#### [Exercise description]
Write only the number of lines in the records beneath that hold "arrow".

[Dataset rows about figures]

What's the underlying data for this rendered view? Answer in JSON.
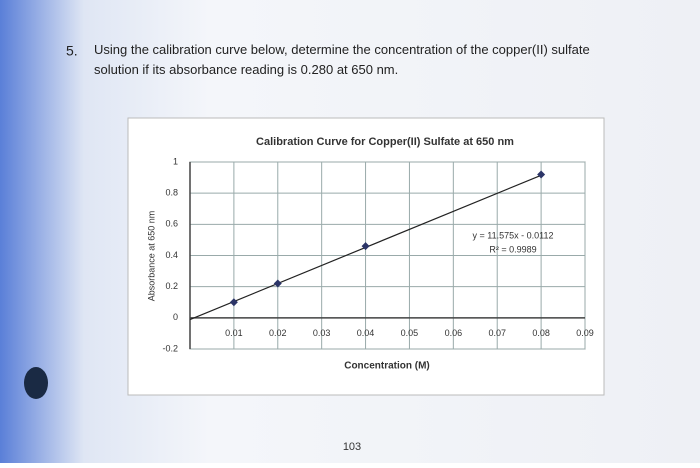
{
  "question": {
    "number": "5.",
    "text": "Using the calibration curve below, determine the concentration of the copper(II) sulfate solution if its absorbance reading is 0.280 at 650 nm."
  },
  "page_number": "103",
  "chart_data": {
    "type": "scatter",
    "title": "Calibration Curve for Copper(II) Sulfate at 650 nm",
    "x_label": "Concentration (M)",
    "y_label": "Absorbance at 650 nm",
    "x": [
      0.01,
      0.02,
      0.04,
      0.08
    ],
    "series": [
      {
        "name": "Absorbance",
        "color": "#2c3568",
        "values": [
          0.1,
          0.22,
          0.46,
          0.92
        ]
      }
    ],
    "trendline": {
      "slope": 11.575,
      "intercept": -0.0112,
      "equation": "y = 11.575x - 0.0112",
      "r_squared": 0.9989,
      "r_squared_label": "R² = 0.9989"
    },
    "xlim": [
      0,
      0.09
    ],
    "xticks": [
      0.01,
      0.02,
      0.03,
      0.04,
      0.05,
      0.06,
      0.07,
      0.08,
      0.09
    ],
    "ylim": [
      -0.2,
      1
    ],
    "yticks": [
      -0.2,
      0,
      0.2,
      0.4,
      0.6,
      0.8,
      1
    ],
    "grid": true
  }
}
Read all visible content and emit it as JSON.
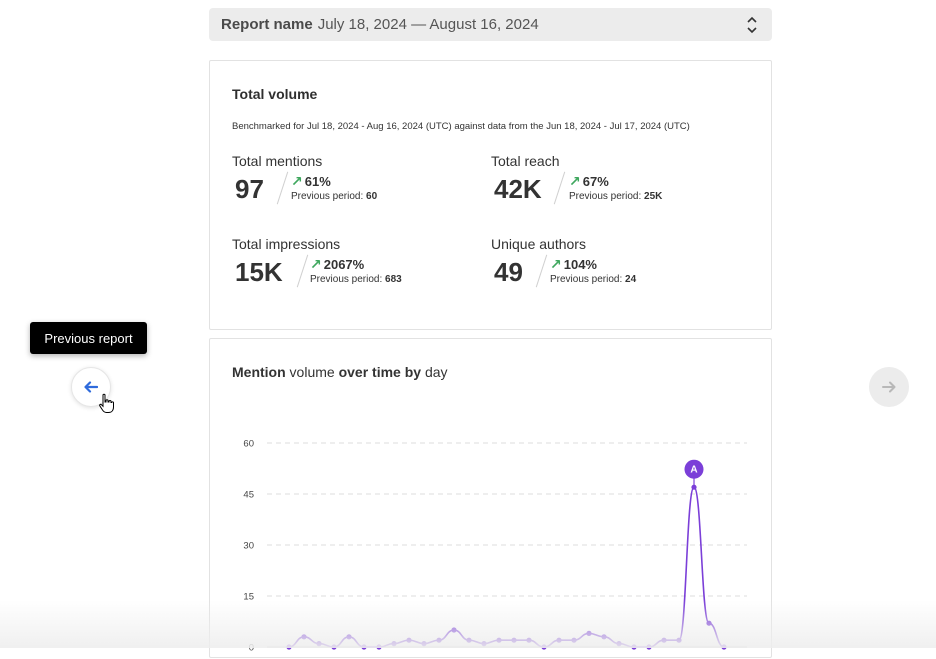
{
  "report": {
    "label": "Report name",
    "range": "July 18, 2024 — August 16, 2024"
  },
  "volume": {
    "title": "Total volume",
    "benchmark": "Benchmarked for Jul 18, 2024 - Aug 16, 2024 (UTC) against data from the Jun 18, 2024 - Jul 17, 2024 (UTC)",
    "prev_label": "Previous period:",
    "metrics": [
      {
        "label": "Total mentions",
        "value": "97",
        "change": "61%",
        "prev": "60"
      },
      {
        "label": "Total reach",
        "value": "42K",
        "change": "67%",
        "prev": "25K"
      },
      {
        "label": "Total impressions",
        "value": "15K",
        "change": "2067%",
        "prev": "683"
      },
      {
        "label": "Unique authors",
        "value": "49",
        "change": "104%",
        "prev": "24"
      }
    ]
  },
  "chart": {
    "title_part1": "Mention",
    "title_part2": " volume ",
    "title_part3": "over time by",
    "title_part4": " day"
  },
  "chart_data": {
    "type": "line",
    "title": "Mention volume over time by day",
    "ylim": [
      0,
      60
    ],
    "yticks": [
      0,
      15,
      30,
      45,
      60
    ],
    "grid": true,
    "series": [
      {
        "values": [
          0,
          3,
          1,
          0,
          3,
          0,
          0,
          1,
          2,
          1,
          2,
          5,
          2,
          1,
          2,
          2,
          2,
          0,
          2,
          2,
          4,
          3,
          1,
          0,
          0,
          2,
          2,
          47,
          7,
          0
        ]
      }
    ],
    "annotation": {
      "label": "A",
      "index": 27
    },
    "color": "#7b3fd8"
  },
  "nav": {
    "tooltip": "Previous report",
    "prev_icon": "arrow-left-icon",
    "next_icon": "arrow-right-icon",
    "prev_color": "#2f6bdc"
  }
}
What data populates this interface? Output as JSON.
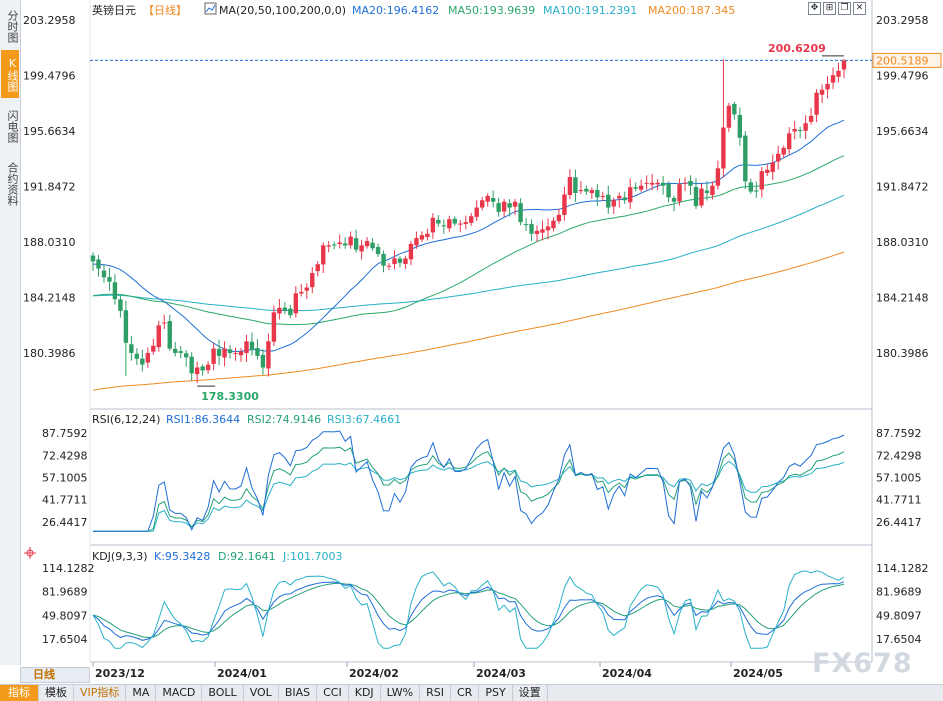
{
  "sidebar": {
    "tabs": [
      {
        "label": "分时图",
        "active": false
      },
      {
        "label": "K线图",
        "active": true
      },
      {
        "label": "闪电图",
        "active": false
      },
      {
        "label": "合约资料",
        "active": false
      }
    ]
  },
  "header": {
    "symbol": "英镑日元",
    "period_tag": "【日线】",
    "ma_params": "MA(20,50,100,200,0,0)",
    "ma20": "MA20:196.4162",
    "ma50": "MA50:193.9639",
    "ma100": "MA100:191.2391",
    "ma200": "MA200:187.345"
  },
  "window_icons": [
    "move-icon",
    "split-icon",
    "restore-icon",
    "close-icon"
  ],
  "price_panel": {
    "y_ticks": [
      "203.2958",
      "199.4796",
      "195.6634",
      "191.8472",
      "188.0310",
      "184.2148",
      "180.3986"
    ],
    "last_price_label": "200.5189",
    "high_label": "200.6209",
    "low_label": "178.3300"
  },
  "rsi_panel": {
    "title": "RSI(6,12,24)",
    "rsi1": "RSI1:86.3644",
    "rsi2": "RSI2:74.9146",
    "rsi3": "RSI3:67.4661",
    "y_ticks": [
      "87.7592",
      "72.4298",
      "57.1005",
      "41.7711",
      "26.4417"
    ]
  },
  "kdj_panel": {
    "title": "KDJ(9,3,3)",
    "k": "K:95.3428",
    "d": "D:92.1641",
    "j": "J:101.7003",
    "y_ticks": [
      "114.1282",
      "81.9689",
      "49.8097",
      "17.6504"
    ]
  },
  "x_axis": [
    "2023/12",
    "2024/01",
    "2024/02",
    "2024/03",
    "2024/04",
    "2024/05"
  ],
  "period_button": "日线",
  "toolbar": [
    "指标",
    "模板",
    "VIP指标",
    "MA",
    "MACD",
    "BOLL",
    "VOL",
    "BIAS",
    "CCI",
    "KDJ",
    "LW%",
    "RSI",
    "CR",
    "PSY",
    "设置"
  ],
  "watermark": "FX678",
  "colors": {
    "up": "#e8374b",
    "down": "#2e9e66",
    "ma20": "#1f6fd6",
    "ma50": "#2aa86a",
    "ma100": "#28b0c8",
    "ma200": "#f08a24",
    "rsi1": "#1f6fd6",
    "rsi2": "#23a07a",
    "rsi3": "#28b0c8"
  },
  "chart_data": [
    {
      "type": "candlestick",
      "title": "英镑日元 日线",
      "ylim": [
        176.5,
        205.2
      ],
      "ma_latest": {
        "MA20": 196.4162,
        "MA50": 193.9639,
        "MA100": 191.2391,
        "MA200": 187.345
      },
      "period_high": 200.6209,
      "period_low": 178.33,
      "last_close": 200.5189,
      "closes": [
        186.7,
        186.2,
        185.6,
        185.3,
        184.1,
        183.3,
        181.1,
        180.4,
        180.0,
        179.6,
        180.4,
        180.9,
        182.3,
        182.5,
        180.7,
        180.4,
        180.4,
        180.1,
        179.0,
        179.4,
        179.2,
        179.6,
        180.7,
        180.2,
        180.7,
        180.4,
        180.4,
        180.5,
        181.2,
        180.6,
        180.2,
        179.4,
        181.2,
        183.2,
        183.5,
        183.3,
        183.0,
        184.5,
        184.6,
        184.9,
        185.9,
        186.5,
        187.8,
        187.8,
        187.8,
        188.0,
        187.8,
        188.4,
        187.5,
        187.8,
        188.1,
        187.6,
        187.2,
        186.4,
        186.4,
        186.9,
        186.6,
        186.9,
        187.9,
        188.3,
        188.5,
        188.6,
        189.7,
        189.3,
        189.1,
        189.6,
        189.3,
        189.3,
        189.4,
        189.8,
        190.4,
        190.9,
        191.2,
        190.8,
        190.1,
        190.8,
        190.4,
        190.8,
        189.4,
        189.2,
        188.6,
        188.8,
        188.9,
        189.1,
        189.5,
        189.9,
        191.3,
        192.5,
        191.4,
        191.6,
        191.5,
        191.6,
        191.1,
        191.2,
        190.4,
        190.9,
        191.2,
        190.9,
        191.8,
        191.7,
        191.9,
        192.1,
        192.1,
        192.1,
        191.9,
        191.1,
        190.8,
        192.0,
        192.1,
        191.9,
        190.5,
        191.7,
        191.4,
        191.9,
        193.1,
        195.9,
        197.4,
        196.8,
        195.2,
        192.2,
        191.5,
        191.5,
        192.9,
        193.0,
        193.5,
        194.1,
        194.5,
        195.5,
        195.8,
        195.7,
        196.2,
        196.7,
        198.3,
        198.5,
        198.9,
        199.5,
        199.8,
        200.5
      ]
    },
    {
      "type": "line",
      "title": "RSI(6,12,24)",
      "ylim": [
        20,
        95
      ],
      "series": [
        {
          "name": "RSI1",
          "latest": 86.3644
        },
        {
          "name": "RSI2",
          "latest": 74.9146
        },
        {
          "name": "RSI3",
          "latest": 67.4661
        }
      ]
    },
    {
      "type": "line",
      "title": "KDJ(9,3,3)",
      "ylim": [
        5,
        125
      ],
      "series": [
        {
          "name": "K",
          "latest": 95.3428
        },
        {
          "name": "D",
          "latest": 92.1641
        },
        {
          "name": "J",
          "latest": 101.7003
        }
      ]
    }
  ]
}
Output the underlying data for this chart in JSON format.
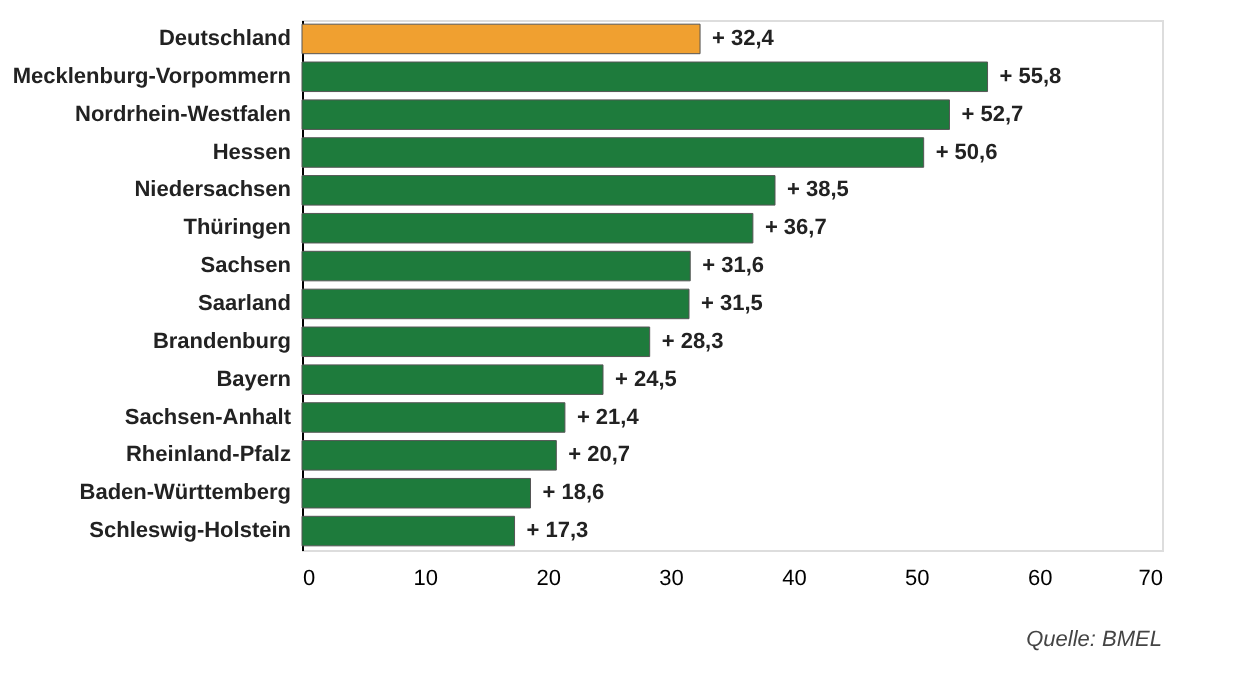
{
  "chart_data": {
    "type": "bar",
    "orientation": "horizontal",
    "categories": [
      "Deutschland",
      "Mecklenburg-Vorpommern",
      "Nordrhein-Westfalen",
      "Hessen",
      "Niedersachsen",
      "Thüringen",
      "Sachsen",
      "Saarland",
      "Brandenburg",
      "Bayern",
      "Sachsen-Anhalt",
      "Rheinland-Pfalz",
      "Baden-Württemberg",
      "Schleswig-Holstein"
    ],
    "values": [
      32.4,
      55.8,
      52.7,
      50.6,
      38.5,
      36.7,
      31.6,
      31.5,
      28.3,
      24.5,
      21.4,
      20.7,
      18.6,
      17.3
    ],
    "value_labels": [
      "+ 32,4",
      "+ 55,8",
      "+ 52,7",
      "+ 50,6",
      "+ 38,5",
      "+ 36,7",
      "+ 31,6",
      "+ 31,5",
      "+ 28,3",
      "+ 24,5",
      "+ 21,4",
      "+ 20,7",
      "+ 18,6",
      "+ 17,3"
    ],
    "colors": [
      "#f0a030",
      "#1e7b3c",
      "#1e7b3c",
      "#1e7b3c",
      "#1e7b3c",
      "#1e7b3c",
      "#1e7b3c",
      "#1e7b3c",
      "#1e7b3c",
      "#1e7b3c",
      "#1e7b3c",
      "#1e7b3c",
      "#1e7b3c",
      "#1e7b3c"
    ],
    "xlim": [
      0,
      70
    ],
    "xticks": [
      0,
      10,
      20,
      30,
      40,
      50,
      60,
      70
    ],
    "grid": false,
    "annotations": [
      "Quelle: BMEL"
    ]
  }
}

#### [Solution below]
2